== Excerpted passage

We use two different subsections to cover facial PAD and iris PAD. First we explain facial PAD using recent literature concerning eye movement, and then we review iris PAD using eye movement and explore the relationship between these two topics.
3.1. PAD for facial recognition using eye movement
In [16] pupil movement is used to show whether an eye is real or artificial. Landmarks of the face and points around the eye are used to measure the distance between the eye and the pupil. Variations, minimum and maximum distances are extracted and then used to detecting PAs. This liveness detection method is used for protecting facial biometric systems. A 3D mask, 2D photo and displayed photo on a tablet are each used for PA. Eighty subjects participated in the data collection. The false negative rate (FNR) and false positive rate (FPR) were 10% and 8% respectively. The authors concluded that 3D mask attacks are more difficult to detect than other attacks.
Using iris movement for liveness detection is an idea to offer a secure PAD method. In [17] a method based on iris movement is proposed, called IriTrack. The eye should follow a randomly generated poly-line. In [17], three challenges were studied. First, existing noise in eye movements by user-device interaction; second, the difference in image transformation when images are captured; and third, the pattern has complex interaction that can reduce the number of successful attempts by attackers. They draw a pattern randomly on screen and the user should follow it. It works in a similar way to commonplace unlock pattern systems on mobile devices. However, in IriTrack, the pattern is followed by the eyes, then the cosine distance is used to measure similarity between the enrolled pattern and the presented pattern. They had 18 subjects with 40 presentations each, giving a dataset containing 720 real presentations. The times for performance on a PC with 16GB RAM and one Intel Dual-Core i7-6600U CPU takes 3.845 seconds. It is not possible to track eye angles on a small screen. The eye changes are very small, making it hard even for a large screen. If a pattern is generated randomly, it effectively prevents video attacks, because each attempt would be random.

====
== Information supplied

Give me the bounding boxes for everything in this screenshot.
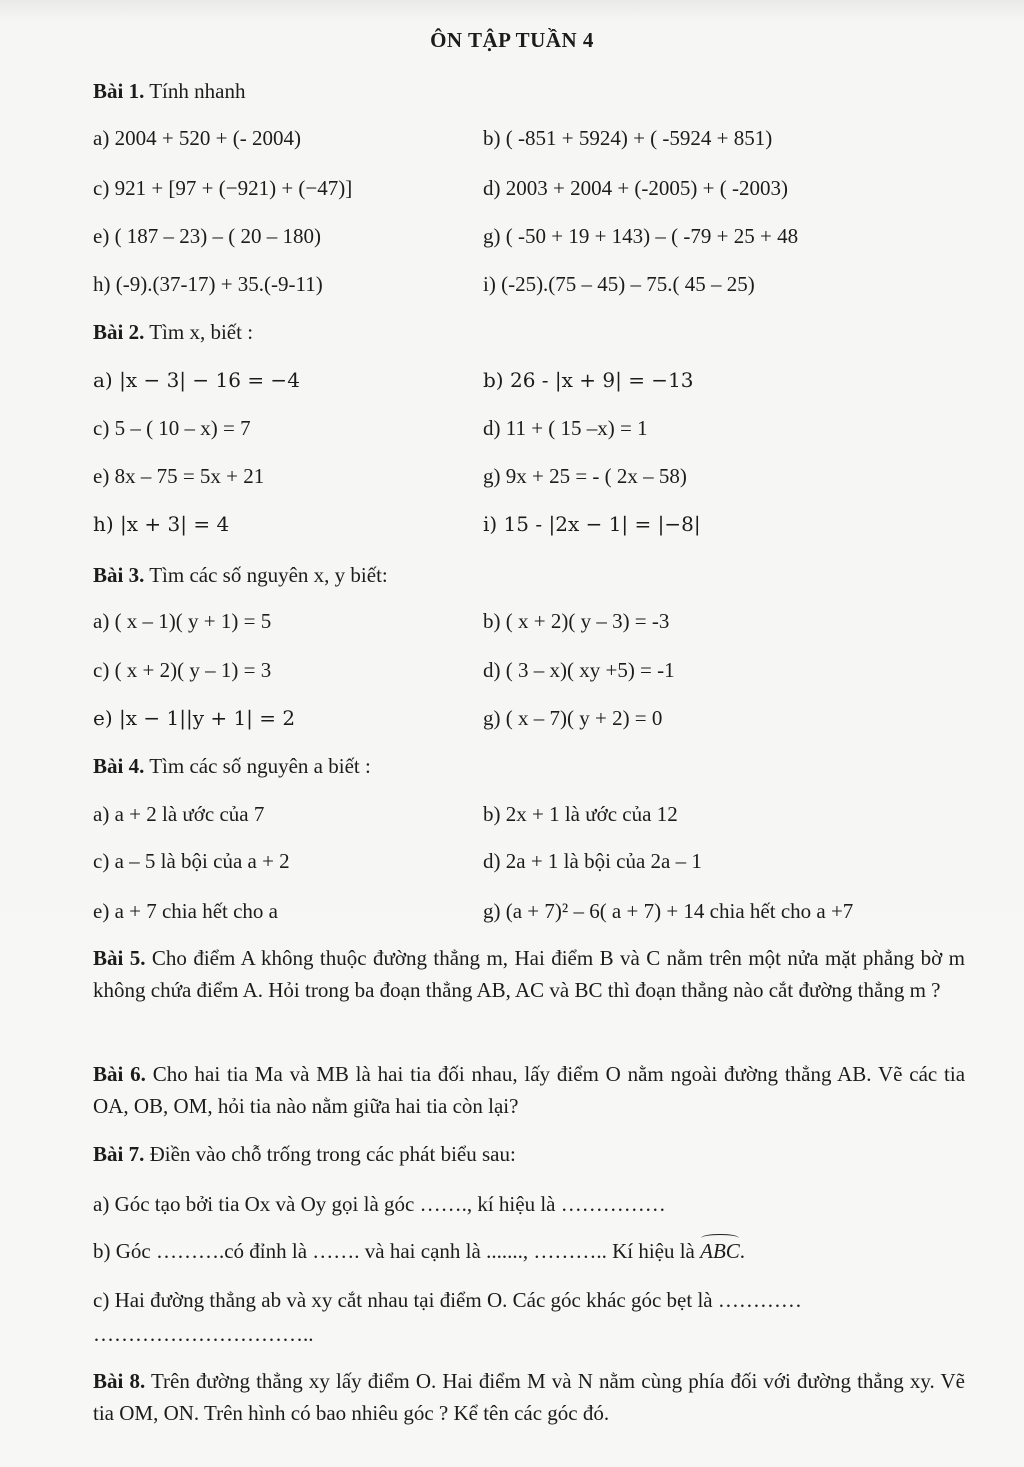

====

» Given problem A:
In the passage on eye-movement attack detection, retype the part between "3.1. PAD for" and "than other attacks.", inclusive.
» Given problem B:
Answer these questions from the passage on eye-movement attack detection:
(i) How many subjects took part in the data collection for the pupil-movement method in [16]?
(ii) What measure does IriTrack use to compare the enrolled pattern with the presented pattern?
(iii) How many real presentations does the IriTrack dataset contain?

» Response A:
3.1. PAD for facial recognition using eye movement
In [16] pupil movement is used to show whether an eye is real or artificial. Landmarks of the face and points around the eye are used to measure the distance between the eye and the pupil. Variations, minimum and maximum distances are extracted and then used to detecting PAs. This liveness detection method is used for protecting facial biometric systems. A 3D mask, 2D photo and displayed photo on a tablet are each used for PA. Eighty subjects participated in the data collection. The false negative rate (FNR) and false positive rate (FPR) were 10% and 8% respectively. The authors concluded that 3D mask attacks are more difficult to detect than other attacks.

» Response B:
(i) Eighty
(ii) Cosine distance
(iii) 720